Dataset items
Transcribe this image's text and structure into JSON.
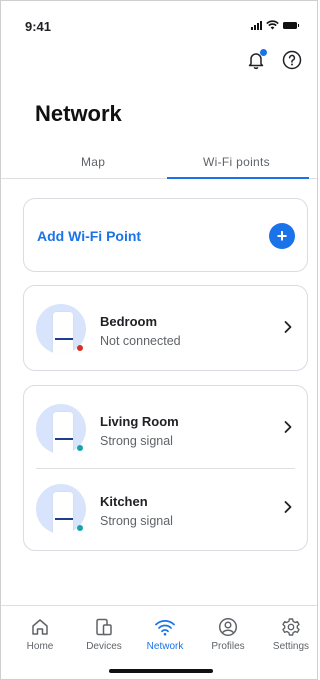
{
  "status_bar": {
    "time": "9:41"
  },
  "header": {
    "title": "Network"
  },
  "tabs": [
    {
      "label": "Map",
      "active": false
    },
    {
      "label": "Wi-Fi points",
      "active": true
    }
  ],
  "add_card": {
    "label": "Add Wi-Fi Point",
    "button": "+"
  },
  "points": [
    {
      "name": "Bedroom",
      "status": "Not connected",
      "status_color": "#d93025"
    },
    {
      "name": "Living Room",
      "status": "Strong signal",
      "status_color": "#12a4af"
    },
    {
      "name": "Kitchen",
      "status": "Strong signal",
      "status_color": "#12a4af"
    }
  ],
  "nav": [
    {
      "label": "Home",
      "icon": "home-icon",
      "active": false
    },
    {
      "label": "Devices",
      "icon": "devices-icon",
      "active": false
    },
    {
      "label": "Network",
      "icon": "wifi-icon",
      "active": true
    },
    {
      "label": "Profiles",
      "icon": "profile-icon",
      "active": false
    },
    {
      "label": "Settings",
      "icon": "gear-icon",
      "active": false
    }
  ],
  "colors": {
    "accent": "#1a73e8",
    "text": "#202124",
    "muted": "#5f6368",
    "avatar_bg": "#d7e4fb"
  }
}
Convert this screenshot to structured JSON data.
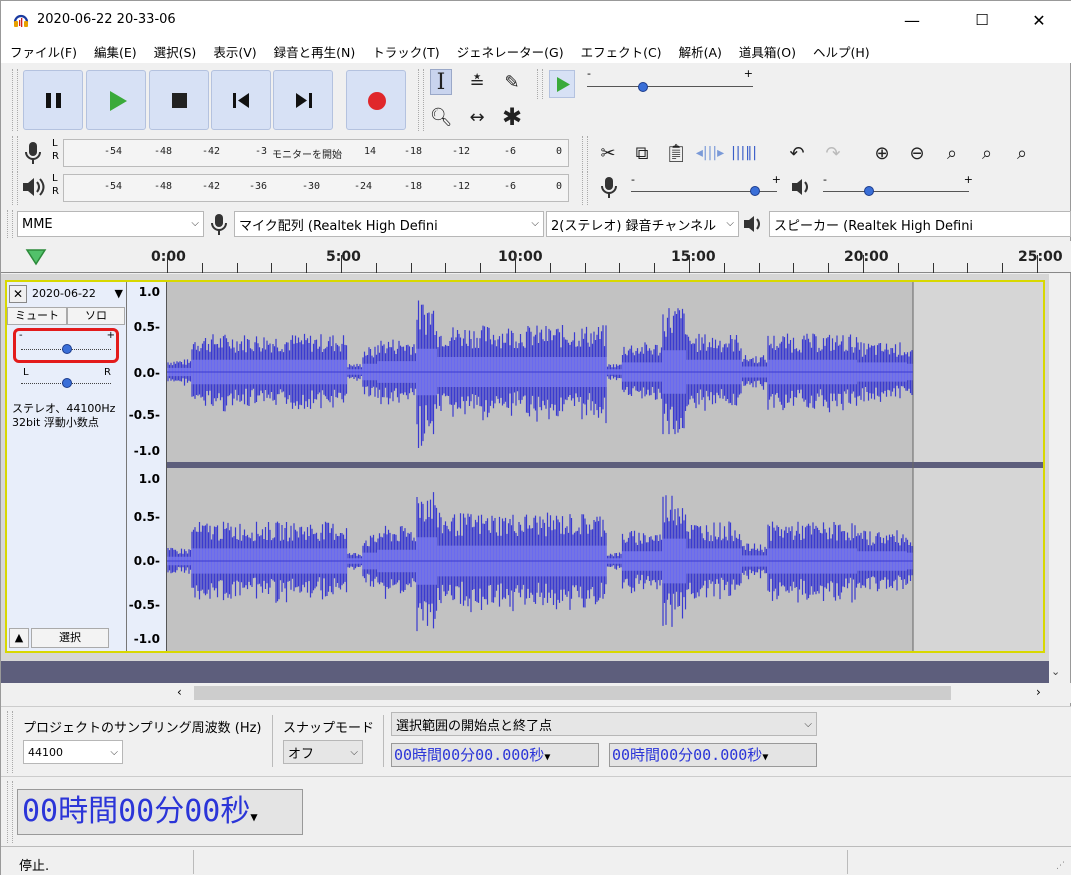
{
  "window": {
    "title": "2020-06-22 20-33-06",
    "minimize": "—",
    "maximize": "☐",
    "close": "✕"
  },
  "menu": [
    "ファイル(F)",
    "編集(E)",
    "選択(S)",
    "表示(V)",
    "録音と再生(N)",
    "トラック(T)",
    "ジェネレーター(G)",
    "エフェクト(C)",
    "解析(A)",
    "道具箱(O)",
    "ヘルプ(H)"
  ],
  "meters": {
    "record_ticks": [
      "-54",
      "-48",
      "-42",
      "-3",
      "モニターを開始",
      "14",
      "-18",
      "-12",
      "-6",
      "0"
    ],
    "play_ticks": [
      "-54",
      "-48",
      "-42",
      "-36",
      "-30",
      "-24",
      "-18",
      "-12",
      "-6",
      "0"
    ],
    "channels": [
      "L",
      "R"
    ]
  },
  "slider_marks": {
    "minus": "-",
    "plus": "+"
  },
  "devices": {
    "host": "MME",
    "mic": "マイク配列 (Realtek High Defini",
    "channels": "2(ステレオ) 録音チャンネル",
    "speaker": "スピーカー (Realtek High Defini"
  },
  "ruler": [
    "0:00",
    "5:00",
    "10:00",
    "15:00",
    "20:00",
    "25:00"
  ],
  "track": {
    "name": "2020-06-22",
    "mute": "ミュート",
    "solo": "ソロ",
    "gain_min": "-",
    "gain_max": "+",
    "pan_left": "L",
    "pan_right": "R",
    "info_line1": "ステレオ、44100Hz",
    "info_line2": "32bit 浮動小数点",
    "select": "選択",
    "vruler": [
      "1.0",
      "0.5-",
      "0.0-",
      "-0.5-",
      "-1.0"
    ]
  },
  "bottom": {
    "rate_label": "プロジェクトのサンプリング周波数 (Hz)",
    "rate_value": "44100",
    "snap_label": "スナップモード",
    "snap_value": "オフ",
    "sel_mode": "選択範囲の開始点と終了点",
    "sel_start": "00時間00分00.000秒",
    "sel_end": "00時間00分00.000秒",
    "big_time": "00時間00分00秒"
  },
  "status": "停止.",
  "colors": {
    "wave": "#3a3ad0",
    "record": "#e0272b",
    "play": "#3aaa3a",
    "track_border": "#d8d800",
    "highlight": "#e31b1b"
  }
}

GIVEN REQUEST: Set the listing down in full and exactly. Pictures within it should not appear in the copy.

EXERCISE ANSWER:
Transcribe this image's text and structure into JSON.
{
  "status_bar": {
    "time": "9:41"
  },
  "header": {
    "title": "Network"
  },
  "tabs": [
    {
      "label": "Map",
      "active": false
    },
    {
      "label": "Wi-Fi points",
      "active": true
    }
  ],
  "add_card": {
    "label": "Add Wi-Fi Point",
    "button": "+"
  },
  "points": [
    {
      "name": "Bedroom",
      "status": "Not connected",
      "status_color": "#d93025"
    },
    {
      "name": "Living Room",
      "status": "Strong signal",
      "status_color": "#12a4af"
    },
    {
      "name": "Kitchen",
      "status": "Strong signal",
      "status_color": "#12a4af"
    }
  ],
  "nav": [
    {
      "label": "Home",
      "icon": "home-icon",
      "active": false
    },
    {
      "label": "Devices",
      "icon": "devices-icon",
      "active": false
    },
    {
      "label": "Network",
      "icon": "wifi-icon",
      "active": true
    },
    {
      "label": "Profiles",
      "icon": "profile-icon",
      "active": false
    },
    {
      "label": "Settings",
      "icon": "gear-icon",
      "active": false
    }
  ],
  "colors": {
    "accent": "#1a73e8",
    "text": "#202124",
    "muted": "#5f6368",
    "avatar_bg": "#d7e4fb"
  }
}
Convert this screenshot to structured JSON data.
{
  "window": {
    "title": "2020-06-22 20-33-06",
    "minimize": "—",
    "maximize": "☐",
    "close": "✕"
  },
  "menu": [
    "ファイル(F)",
    "編集(E)",
    "選択(S)",
    "表示(V)",
    "録音と再生(N)",
    "トラック(T)",
    "ジェネレーター(G)",
    "エフェクト(C)",
    "解析(A)",
    "道具箱(O)",
    "ヘルプ(H)"
  ],
  "meters": {
    "record_ticks": [
      "-54",
      "-48",
      "-42",
      "-3",
      "モニターを開始",
      "14",
      "-18",
      "-12",
      "-6",
      "0"
    ],
    "play_ticks": [
      "-54",
      "-48",
      "-42",
      "-36",
      "-30",
      "-24",
      "-18",
      "-12",
      "-6",
      "0"
    ],
    "channels": [
      "L",
      "R"
    ]
  },
  "slider_marks": {
    "minus": "-",
    "plus": "+"
  },
  "devices": {
    "host": "MME",
    "mic": "マイク配列 (Realtek High Defini",
    "channels": "2(ステレオ) 録音チャンネル",
    "speaker": "スピーカー (Realtek High Defini"
  },
  "ruler": [
    "0:00",
    "5:00",
    "10:00",
    "15:00",
    "20:00",
    "25:00"
  ],
  "track": {
    "name": "2020-06-22",
    "mute": "ミュート",
    "solo": "ソロ",
    "gain_min": "-",
    "gain_max": "+",
    "pan_left": "L",
    "pan_right": "R",
    "info_line1": "ステレオ、44100Hz",
    "info_line2": "32bit 浮動小数点",
    "select": "選択",
    "vruler": [
      "1.0",
      "0.5-",
      "0.0-",
      "-0.5-",
      "-1.0"
    ]
  },
  "bottom": {
    "rate_label": "プロジェクトのサンプリング周波数 (Hz)",
    "rate_value": "44100",
    "snap_label": "スナップモード",
    "snap_value": "オフ",
    "sel_mode": "選択範囲の開始点と終了点",
    "sel_start": "00時間00分00.000秒",
    "sel_end": "00時間00分00.000秒",
    "big_time": "00時間00分00秒"
  },
  "status": "停止.",
  "colors": {
    "wave": "#3a3ad0",
    "record": "#e0272b",
    "play": "#3aaa3a",
    "track_border": "#d8d800",
    "highlight": "#e31b1b"
  }
}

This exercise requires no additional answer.